* _Exercise directions_
Wherever the word "часов" shows up in a line, please copy that line.

* _Task data_
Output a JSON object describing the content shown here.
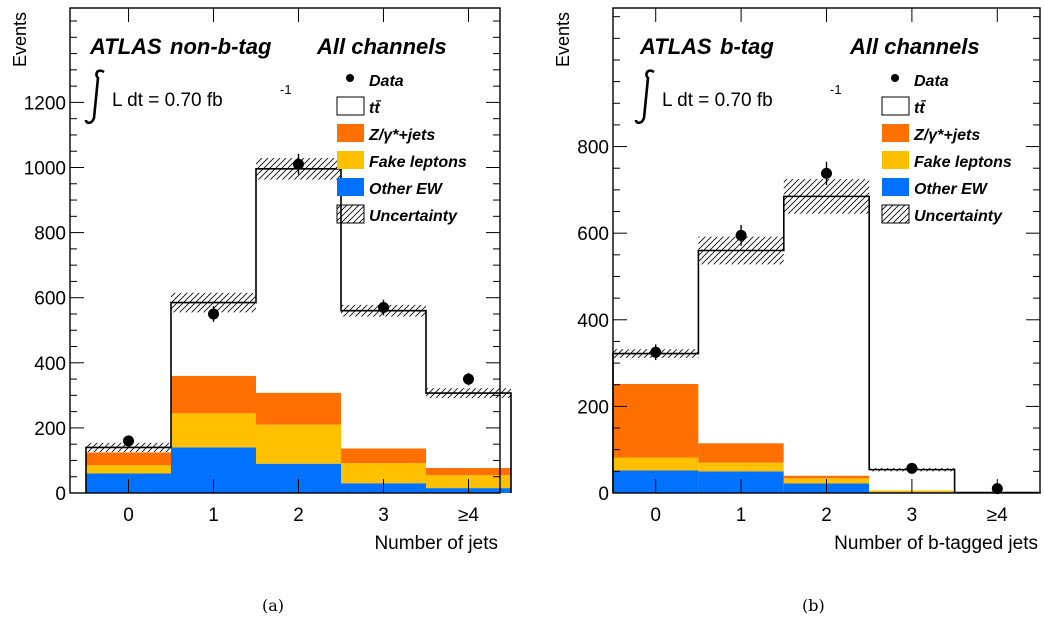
{
  "colors": {
    "ttbar": "#ffffff",
    "zjets": "#ff7000",
    "fake": "#ffc000",
    "other_ew": "#0072ff",
    "line": "#000000"
  },
  "captions": {
    "a": "(a)",
    "b": "(b)"
  },
  "chart_data": [
    {
      "type": "bar",
      "stacked": true,
      "atlas_label": "ATLAS",
      "region": "non-b-tag",
      "channels": "All channels",
      "lumi_prefix": "L dt = 0.70 fb",
      "lumi_exp": "-1",
      "xlabel": "Number of jets",
      "ylabel": "Events",
      "categories": [
        "0",
        "1",
        "2",
        "3",
        "≥4"
      ],
      "ylim": [
        0,
        1490
      ],
      "yticks": [
        0,
        200,
        400,
        600,
        800,
        1000,
        1200
      ],
      "legend": [
        "Data",
        "tt̄",
        "Z/γ*+jets",
        "Fake leptons",
        "Other EW",
        "Uncertainty"
      ],
      "series": [
        {
          "name": "Other EW",
          "values": [
            60,
            140,
            90,
            30,
            15
          ]
        },
        {
          "name": "Fake leptons",
          "values": [
            25,
            105,
            120,
            62,
            40
          ]
        },
        {
          "name": "Z/γ*+jets",
          "values": [
            40,
            115,
            98,
            45,
            22
          ]
        },
        {
          "name": "tt̄",
          "values": [
            15,
            225,
            688,
            423,
            230
          ]
        }
      ],
      "total": [
        140,
        585,
        996,
        560,
        307
      ],
      "uncertainty": [
        14,
        30,
        33,
        18,
        15
      ],
      "data": [
        160,
        550,
        1010,
        570,
        350
      ],
      "data_err": [
        13,
        24,
        32,
        24,
        19
      ]
    },
    {
      "type": "bar",
      "stacked": true,
      "atlas_label": "ATLAS",
      "region": "b-tag",
      "channels": "All channels",
      "lumi_prefix": "L dt = 0.70 fb",
      "lumi_exp": "-1",
      "xlabel": "Number of b-tagged jets",
      "ylabel": "Events",
      "categories": [
        "0",
        "1",
        "2",
        "3",
        "≥4"
      ],
      "ylim": [
        0,
        1120
      ],
      "yticks": [
        0,
        200,
        400,
        600,
        800
      ],
      "legend": [
        "Data",
        "tt̄",
        "Z/γ*+jets",
        "Fake leptons",
        "Other EW",
        "Uncertainty"
      ],
      "series": [
        {
          "name": "Other EW",
          "values": [
            52,
            50,
            22,
            2,
            0
          ]
        },
        {
          "name": "Fake leptons",
          "values": [
            30,
            20,
            12,
            4,
            0
          ]
        },
        {
          "name": "Z/γ*+jets",
          "values": [
            170,
            45,
            6,
            0,
            0
          ]
        },
        {
          "name": "tt̄",
          "values": [
            70,
            445,
            645,
            48,
            1
          ]
        }
      ],
      "total": [
        322,
        560,
        685,
        54,
        1
      ],
      "uncertainty": [
        10,
        32,
        40,
        4,
        1
      ],
      "data": [
        325,
        595,
        738,
        57,
        10
      ],
      "data_err": [
        18,
        24,
        27,
        8,
        3
      ]
    }
  ]
}
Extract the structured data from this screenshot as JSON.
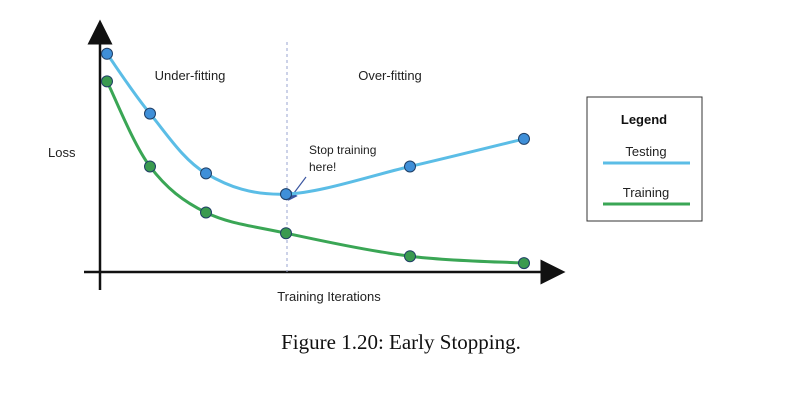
{
  "caption": "Figure 1.20: Early Stopping.",
  "chart_data": {
    "type": "line",
    "title": "",
    "xlabel": "Training Iterations",
    "ylabel": "Loss",
    "regions": [
      "Under-fitting",
      "Over-fitting"
    ],
    "annotation": {
      "line1": "Stop training",
      "line2": "here!",
      "series": "Testing",
      "point_index": 3
    },
    "legend": {
      "title": "Legend",
      "placement": "right"
    },
    "x": [
      0,
      1,
      2,
      3,
      4,
      5
    ],
    "series": [
      {
        "name": "Testing",
        "color": "#5bbde6",
        "marker": "#3f8fd8",
        "values": [
          0.94,
          0.68,
          0.42,
          0.33,
          0.45,
          0.57
        ]
      },
      {
        "name": "Training",
        "color": "#3aa655",
        "marker": "#3a9a4f",
        "values": [
          0.82,
          0.45,
          0.25,
          0.16,
          0.06,
          0.03
        ]
      }
    ],
    "grid": false
  }
}
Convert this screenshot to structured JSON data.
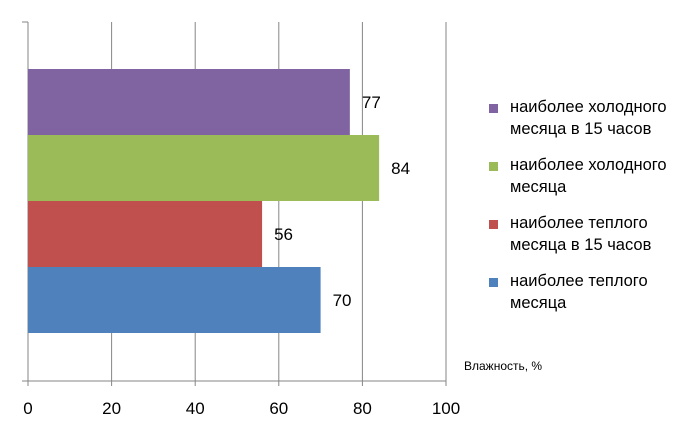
{
  "chart_data": {
    "type": "bar",
    "orientation": "horizontal",
    "xlabel": "Влажность, %",
    "xlim": [
      0,
      100
    ],
    "xticks": [
      0,
      20,
      40,
      60,
      80,
      100
    ],
    "grid": true,
    "legend_position": "right",
    "series": [
      {
        "name": "наиболее холодного месяца в 15 часов",
        "value": 77,
        "color": "#8064A2"
      },
      {
        "name": "наиболее холодного месяца",
        "value": 84,
        "color": "#9BBB59"
      },
      {
        "name": "наиболее теплого месяца в 15 часов",
        "value": 56,
        "color": "#C0504D"
      },
      {
        "name": "наиболее теплого месяца",
        "value": 70,
        "color": "#4F81BD"
      }
    ],
    "legend_lines": [
      [
        "наиболее холодного",
        "месяца в 15 часов"
      ],
      [
        "наиболее холодного",
        "месяца"
      ],
      [
        "наиболее теплого",
        "месяца в 15 часов"
      ],
      [
        "наиболее теплого",
        "месяца"
      ]
    ],
    "value_labels": [
      "77",
      "84",
      "56",
      "70"
    ],
    "tick_labels": [
      "0",
      "20",
      "40",
      "60",
      "80",
      "100"
    ]
  }
}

* _Written answer_
        "name": "наиболее холодного месяца в 15 часов",
        "name": "наиболее теплого месяца в 15 часов",
        "месяца в 15 часов"
        "месяца в 15 часов"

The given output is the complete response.